▶ [DATA TO PROCESS]:
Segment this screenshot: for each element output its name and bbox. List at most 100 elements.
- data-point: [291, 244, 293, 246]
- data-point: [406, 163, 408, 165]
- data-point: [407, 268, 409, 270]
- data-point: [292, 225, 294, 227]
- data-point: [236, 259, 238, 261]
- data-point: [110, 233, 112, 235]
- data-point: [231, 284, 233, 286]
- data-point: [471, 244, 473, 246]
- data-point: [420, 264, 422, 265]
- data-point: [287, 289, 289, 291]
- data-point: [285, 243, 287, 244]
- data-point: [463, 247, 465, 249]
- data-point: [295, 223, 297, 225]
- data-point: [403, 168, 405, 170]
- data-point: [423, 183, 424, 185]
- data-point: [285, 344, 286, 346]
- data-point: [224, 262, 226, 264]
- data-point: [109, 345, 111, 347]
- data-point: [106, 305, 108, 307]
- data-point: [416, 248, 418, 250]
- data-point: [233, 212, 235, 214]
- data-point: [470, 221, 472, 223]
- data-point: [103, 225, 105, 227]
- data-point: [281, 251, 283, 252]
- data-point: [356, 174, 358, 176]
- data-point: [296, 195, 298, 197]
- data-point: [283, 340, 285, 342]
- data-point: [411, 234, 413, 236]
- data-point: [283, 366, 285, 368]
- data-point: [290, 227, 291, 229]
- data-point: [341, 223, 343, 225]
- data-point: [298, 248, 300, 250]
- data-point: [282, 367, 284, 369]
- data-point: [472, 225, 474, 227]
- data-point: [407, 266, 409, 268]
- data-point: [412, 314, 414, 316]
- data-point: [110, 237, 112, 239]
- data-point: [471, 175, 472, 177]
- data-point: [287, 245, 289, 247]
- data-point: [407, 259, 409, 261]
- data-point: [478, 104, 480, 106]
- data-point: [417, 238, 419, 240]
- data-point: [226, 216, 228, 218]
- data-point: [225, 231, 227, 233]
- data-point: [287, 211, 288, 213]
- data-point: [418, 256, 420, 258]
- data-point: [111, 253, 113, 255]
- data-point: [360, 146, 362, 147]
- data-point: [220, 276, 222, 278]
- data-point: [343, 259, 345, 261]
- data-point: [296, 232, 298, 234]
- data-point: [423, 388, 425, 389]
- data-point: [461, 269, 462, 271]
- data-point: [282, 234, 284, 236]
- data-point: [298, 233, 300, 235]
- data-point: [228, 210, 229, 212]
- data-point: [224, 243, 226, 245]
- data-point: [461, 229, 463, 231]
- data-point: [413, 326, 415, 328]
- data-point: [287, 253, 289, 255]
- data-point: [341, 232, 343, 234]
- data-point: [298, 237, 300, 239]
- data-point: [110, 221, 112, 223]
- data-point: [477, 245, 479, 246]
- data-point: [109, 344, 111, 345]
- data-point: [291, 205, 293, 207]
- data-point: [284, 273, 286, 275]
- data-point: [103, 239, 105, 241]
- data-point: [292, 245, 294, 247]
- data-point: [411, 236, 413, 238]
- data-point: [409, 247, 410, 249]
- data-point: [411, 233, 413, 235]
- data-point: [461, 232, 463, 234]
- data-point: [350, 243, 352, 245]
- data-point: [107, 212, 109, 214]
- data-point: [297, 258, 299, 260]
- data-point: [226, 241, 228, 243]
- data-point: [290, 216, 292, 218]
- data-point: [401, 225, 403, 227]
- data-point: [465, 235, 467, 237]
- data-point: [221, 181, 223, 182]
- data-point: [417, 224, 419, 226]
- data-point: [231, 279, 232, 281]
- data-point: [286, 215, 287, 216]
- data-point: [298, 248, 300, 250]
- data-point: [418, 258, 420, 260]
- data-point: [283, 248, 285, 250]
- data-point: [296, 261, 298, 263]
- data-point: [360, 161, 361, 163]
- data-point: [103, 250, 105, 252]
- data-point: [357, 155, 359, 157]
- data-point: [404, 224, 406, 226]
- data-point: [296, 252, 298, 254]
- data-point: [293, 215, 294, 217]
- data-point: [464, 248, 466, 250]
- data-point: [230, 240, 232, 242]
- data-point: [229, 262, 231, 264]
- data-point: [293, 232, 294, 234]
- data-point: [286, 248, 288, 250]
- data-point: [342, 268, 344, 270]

▶ [GIVEN INSTRUCTION]: Go through all the rows above and swap "data-point" for "dot" each time it appears. Give the lines back with nothing else changed.

▶ [OUTPUT OF THE TASK]:
Segment this screenshot: for each element output its name and bbox. List at most 100 elements.
- dot: [291, 244, 293, 246]
- dot: [406, 163, 408, 165]
- dot: [407, 268, 409, 270]
- dot: [292, 225, 294, 227]
- dot: [236, 259, 238, 261]
- dot: [110, 233, 112, 235]
- dot: [231, 284, 233, 286]
- dot: [471, 244, 473, 246]
- dot: [420, 264, 422, 265]
- dot: [287, 289, 289, 291]
- dot: [285, 243, 287, 244]
- dot: [463, 247, 465, 249]
- dot: [295, 223, 297, 225]
- dot: [403, 168, 405, 170]
- dot: [423, 183, 424, 185]
- dot: [285, 344, 286, 346]
- dot: [224, 262, 226, 264]
- dot: [109, 345, 111, 347]
- dot: [106, 305, 108, 307]
- dot: [416, 248, 418, 250]
- dot: [233, 212, 235, 214]
- dot: [470, 221, 472, 223]
- dot: [103, 225, 105, 227]
- dot: [281, 251, 283, 252]
- dot: [356, 174, 358, 176]
- dot: [296, 195, 298, 197]
- dot: [283, 340, 285, 342]
- dot: [411, 234, 413, 236]
- dot: [283, 366, 285, 368]
- dot: [290, 227, 291, 229]
- dot: [341, 223, 343, 225]
- dot: [298, 248, 300, 250]
- dot: [282, 367, 284, 369]
- dot: [472, 225, 474, 227]
- dot: [407, 266, 409, 268]
- dot: [412, 314, 414, 316]
- dot: [110, 237, 112, 239]
- dot: [471, 175, 472, 177]
- dot: [287, 245, 289, 247]
- dot: [407, 259, 409, 261]
- dot: [478, 104, 480, 106]
- dot: [417, 238, 419, 240]
- dot: [226, 216, 228, 218]
- dot: [225, 231, 227, 233]
- dot: [287, 211, 288, 213]
- dot: [418, 256, 420, 258]
- dot: [111, 253, 113, 255]
- dot: [360, 146, 362, 147]
- dot: [220, 276, 222, 278]
- dot: [343, 259, 345, 261]
- dot: [296, 232, 298, 234]
- dot: [423, 388, 425, 389]
- dot: [461, 269, 462, 271]
- dot: [282, 234, 284, 236]
- dot: [298, 233, 300, 235]
- dot: [228, 210, 229, 212]
- dot: [224, 243, 226, 245]
- dot: [461, 229, 463, 231]
- dot: [413, 326, 415, 328]
- dot: [287, 253, 289, 255]
- dot: [341, 232, 343, 234]
- dot: [298, 237, 300, 239]
- dot: [110, 221, 112, 223]
- dot: [477, 245, 479, 246]
- dot: [109, 344, 111, 345]
- dot: [291, 205, 293, 207]
- dot: [284, 273, 286, 275]
- dot: [103, 239, 105, 241]
- dot: [292, 245, 294, 247]
- dot: [411, 236, 413, 238]
- dot: [409, 247, 410, 249]
- dot: [411, 233, 413, 235]
- dot: [461, 232, 463, 234]
- dot: [350, 243, 352, 245]
- dot: [107, 212, 109, 214]
- dot: [297, 258, 299, 260]
- dot: [226, 241, 228, 243]
- dot: [290, 216, 292, 218]
- dot: [401, 225, 403, 227]
- dot: [465, 235, 467, 237]
- dot: [221, 181, 223, 182]
- dot: [417, 224, 419, 226]
- dot: [231, 279, 232, 281]
- dot: [286, 215, 287, 216]
- dot: [298, 248, 300, 250]
- dot: [418, 258, 420, 260]
- dot: [283, 248, 285, 250]
- dot: [296, 261, 298, 263]
- dot: [360, 161, 361, 163]
- dot: [103, 250, 105, 252]
- dot: [357, 155, 359, 157]
- dot: [404, 224, 406, 226]
- dot: [296, 252, 298, 254]
- dot: [293, 215, 294, 217]
- dot: [464, 248, 466, 250]
- dot: [230, 240, 232, 242]
- dot: [229, 262, 231, 264]
- dot: [293, 232, 294, 234]
- dot: [286, 248, 288, 250]
- dot: [342, 268, 344, 270]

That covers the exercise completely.